• Input:
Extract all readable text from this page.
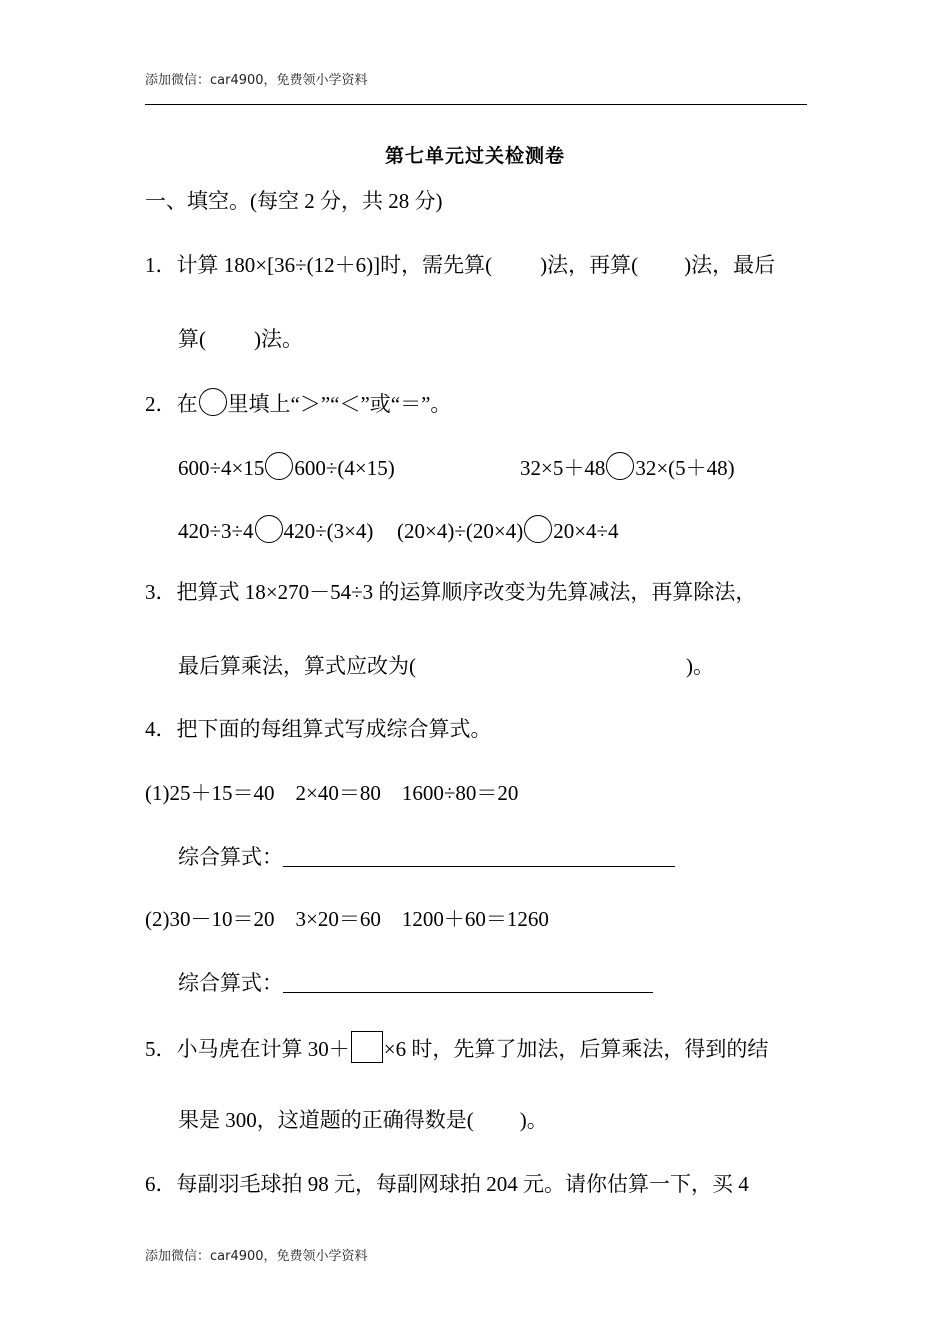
添加微信：car4900，免费领小学资料
第七单元过关检测卷
一、填空。(每空 2 分，共 28 分)
1．计算 180×[36÷(12＋6)]时，需先算( )法，再算( )法，最后
算( )法。
2．在 里填上“＞”“＜”或“＝”。
600÷4×15 600÷(4×15)	32×5＋48 32×(5＋48)
420÷3÷4 420÷(3×4) (20×4)÷(20×4) 20×4÷4
3．把算式 18×270－54÷3 的运算顺序改变为先算减法，再算除法，
最后算乘法，算式应改为(	)。
4．把下面的每组算式写成综合算式。
(1)25＋15＝40　2×40＝80　1600÷80＝20
综合算式：
(2)30－10＝20　3×20＝60　1200＋60＝1260
综合算式：
5．小马虎在计算 30＋ ×6 时，先算了加法，后算乘法，得到的结
果是 300，这道题的正确得数是( )。
6．每副羽毛球拍 98 元，每副网球拍 204 元。请你估算一下，买 4
添加微信：car4900，免费领小学资料
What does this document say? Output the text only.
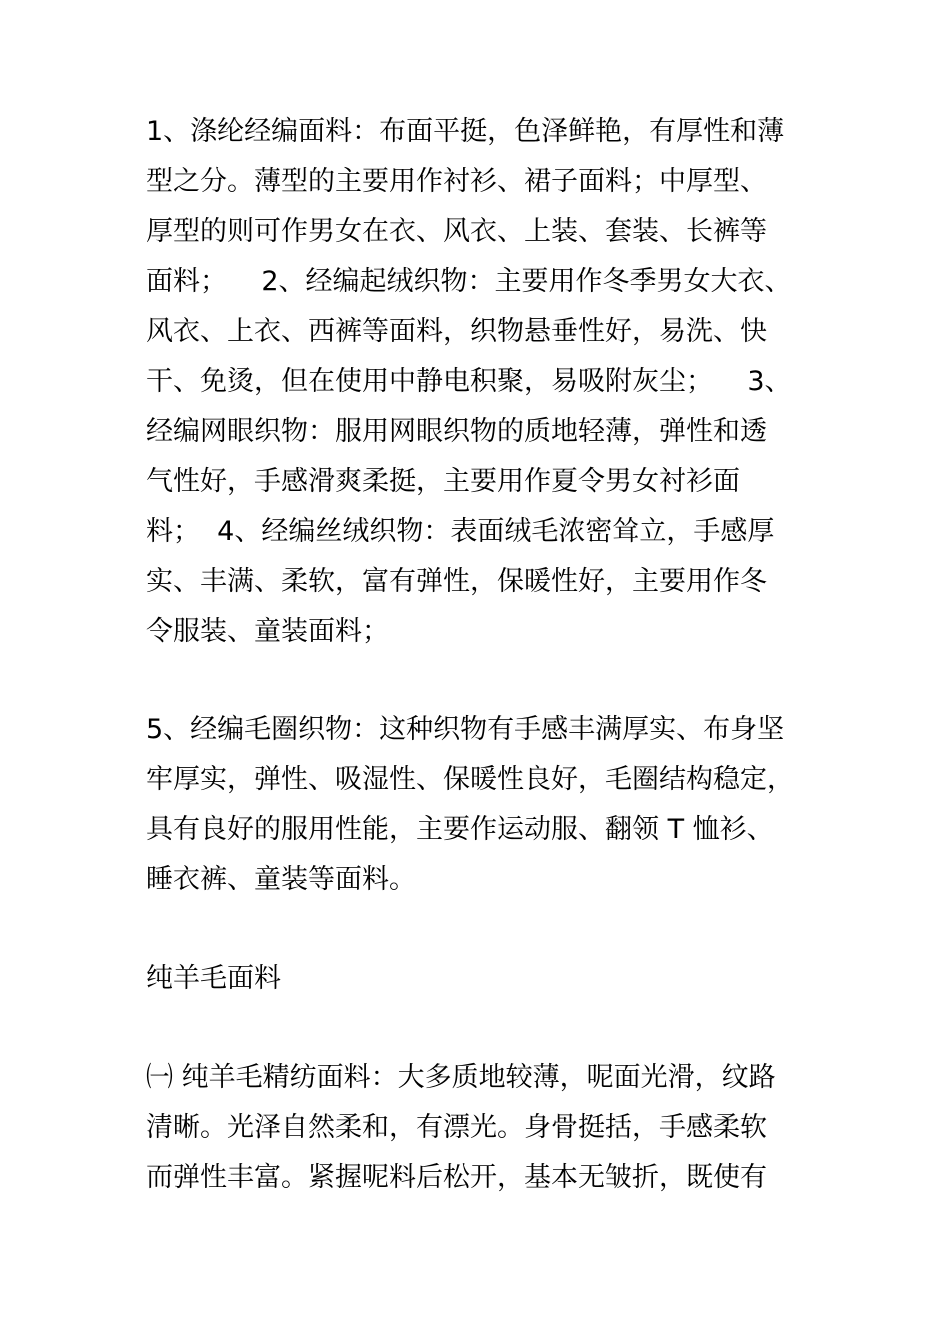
1、涤纶经编面料：布面平挺，色泽鲜艳，有厚性和薄
型之分。薄型的主要用作衬衫、裙子面料；中厚型、
厚型的则可作男女在衣、风衣、上装、套装、长裤等
面料；    2、经编起绒织物：主要用作冬季男女大衣、
风衣、上衣、西裤等面料，织物悬垂性好，易洗、快
干、免烫，但在使用中静电积聚，易吸附灰尘；    3、
经编网眼织物：服用网眼织物的质地轻薄，弹性和透
气性好，手感滑爽柔挺，主要用作夏令男女衬衫面
料；  4、经编丝绒织物：表面绒毛浓密耸立，手感厚
实、丰满、柔软，富有弹性，保暖性好，主要用作冬
令服装、童装面料；
5、经编毛圈织物：这种织物有手感丰满厚实、布身坚
牢厚实，弹性、吸湿性、保暖性良好，毛圈结构稳定，
具有良好的服用性能，主要作运动服、翻领 T 恤衫、
睡衣裤、童装等面料。
纯羊毛面料
㈠ 纯羊毛精纺面料：大多质地较薄，呢面光滑，纹路
清晰。光泽自然柔和，有漂光。身骨挺括，手感柔软
而弹性丰富。紧握呢料后松开，基本无皱折，既使有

• Given problem: Write out exactly the lines beginning with the line that holds "What does this" and ending with the final line of the data, both ends included, without the pictures.

• Exercise response:
What does this document say? Output the text only.
1、涤纶经编面料：布面平挺，色泽鲜艳，有厚性和薄
型之分。薄型的主要用作衬衫、裙子面料；中厚型、
厚型的则可作男女在衣、风衣、上装、套装、长裤等
面料；    2、经编起绒织物：主要用作冬季男女大衣、
风衣、上衣、西裤等面料，织物悬垂性好，易洗、快
干、免烫，但在使用中静电积聚，易吸附灰尘；    3、
经编网眼织物：服用网眼织物的质地轻薄，弹性和透
气性好，手感滑爽柔挺，主要用作夏令男女衬衫面
料；  4、经编丝绒织物：表面绒毛浓密耸立，手感厚
实、丰满、柔软，富有弹性，保暖性好，主要用作冬
令服装、童装面料；
5、经编毛圈织物：这种织物有手感丰满厚实、布身坚
牢厚实，弹性、吸湿性、保暖性良好，毛圈结构稳定，
具有良好的服用性能，主要作运动服、翻领 T 恤衫、
睡衣裤、童装等面料。
纯羊毛面料
㈠ 纯羊毛精纺面料：大多质地较薄，呢面光滑，纹路
清晰。光泽自然柔和，有漂光。身骨挺括，手感柔软
而弹性丰富。紧握呢料后松开，基本无皱折，既使有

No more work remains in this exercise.